Give all of the lines again, with nothing added or dropped.

Extracted records
»»

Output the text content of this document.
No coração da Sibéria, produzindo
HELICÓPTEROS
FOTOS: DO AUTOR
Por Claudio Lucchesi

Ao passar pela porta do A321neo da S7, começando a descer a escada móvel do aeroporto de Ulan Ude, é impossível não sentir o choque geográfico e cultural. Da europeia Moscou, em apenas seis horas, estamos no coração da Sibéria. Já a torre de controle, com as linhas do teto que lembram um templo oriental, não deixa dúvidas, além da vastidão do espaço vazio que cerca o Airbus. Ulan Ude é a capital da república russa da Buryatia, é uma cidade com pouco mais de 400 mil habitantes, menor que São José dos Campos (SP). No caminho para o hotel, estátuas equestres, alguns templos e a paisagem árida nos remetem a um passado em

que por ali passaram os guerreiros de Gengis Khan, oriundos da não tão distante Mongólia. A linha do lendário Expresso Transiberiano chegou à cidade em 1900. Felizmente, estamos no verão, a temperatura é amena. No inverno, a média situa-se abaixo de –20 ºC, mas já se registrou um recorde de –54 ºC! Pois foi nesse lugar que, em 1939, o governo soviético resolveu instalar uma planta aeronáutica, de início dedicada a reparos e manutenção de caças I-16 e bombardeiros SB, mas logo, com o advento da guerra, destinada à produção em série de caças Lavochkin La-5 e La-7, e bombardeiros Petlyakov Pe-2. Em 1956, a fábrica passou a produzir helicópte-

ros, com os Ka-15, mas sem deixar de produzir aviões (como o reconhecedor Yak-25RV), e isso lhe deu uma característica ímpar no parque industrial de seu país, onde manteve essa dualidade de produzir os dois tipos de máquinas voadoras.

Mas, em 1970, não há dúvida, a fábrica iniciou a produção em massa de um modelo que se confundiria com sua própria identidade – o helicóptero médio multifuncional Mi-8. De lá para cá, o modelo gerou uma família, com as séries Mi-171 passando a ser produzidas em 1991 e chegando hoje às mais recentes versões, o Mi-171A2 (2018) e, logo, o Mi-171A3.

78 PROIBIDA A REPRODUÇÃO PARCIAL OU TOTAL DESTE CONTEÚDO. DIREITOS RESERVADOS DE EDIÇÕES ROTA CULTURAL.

««

THE SOLUTION:
Output the text content of this document.
No coração da Sibéria, produzindo
HELICÓPTEROS
FOTOS: DO AUTOR
Por Claudio Lucchesi

Ao passar pela porta do A321neo da S7, começando a descer a escada móvel do aeroporto de Ulan Ude, é impossível não sentir o choque geográfico e cultural. Da europeia Moscou, em apenas seis horas, estamos no coração da Sibéria. Já a torre de controle, com as linhas do teto que lembram um templo oriental, não deixa dúvidas, além da vastidão do espaço vazio que cerca o Airbus. Ulan Ude é a capital da república russa da Buryatia, é uma cidade com pouco mais de 400 mil habitantes, menor que São José dos Campos (SP). No caminho para o hotel, estátuas equestres, alguns templos e a paisagem árida nos remetem a um passado em

que por ali passaram os guerreiros de Gengis Khan, oriundos da não tão distante Mongólia. A linha do lendário Expresso Transiberiano chegou à cidade em 1900. Felizmente, estamos no verão, a temperatura é amena. No inverno, a média situa-se abaixo de –20 ºC, mas já se registrou um recorde de –54 ºC! Pois foi nesse lugar que, em 1939, o governo soviético resolveu instalar uma planta aeronáutica, de início dedicada a reparos e manutenção de caças I-16 e bombardeiros SB, mas logo, com o advento da guerra, destinada à produção em série de caças Lavochkin La-5 e La-7, e bombardeiros Petlyakov Pe-2. Em 1956, a fábrica passou a produzir helicópte-

ros, com os Ka-15, mas sem deixar de produzir aviões (como o reconhecedor Yak-25RV), e isso lhe deu uma característica ímpar no parque industrial de seu país, onde manteve essa dualidade de produzir os dois tipos de máquinas voadoras.

Mas, em 1970, não há dúvida, a fábrica iniciou a produção em massa de um modelo que se confundiria com sua própria identidade – o helicóptero médio multifuncional Mi-8. De lá para cá, o modelo gerou uma família, com as séries Mi-171 passando a ser produzidas em 1991 e chegando hoje às mais recentes versões, o Mi-171A2 (2018) e, logo, o Mi-171A3.

78 PROIBIDA A REPRODUÇÃO PARCIAL OU TOTAL DESTE CONTEÚDO. DIREITOS RESERVADOS DE EDIÇÕES ROTA CULTURAL.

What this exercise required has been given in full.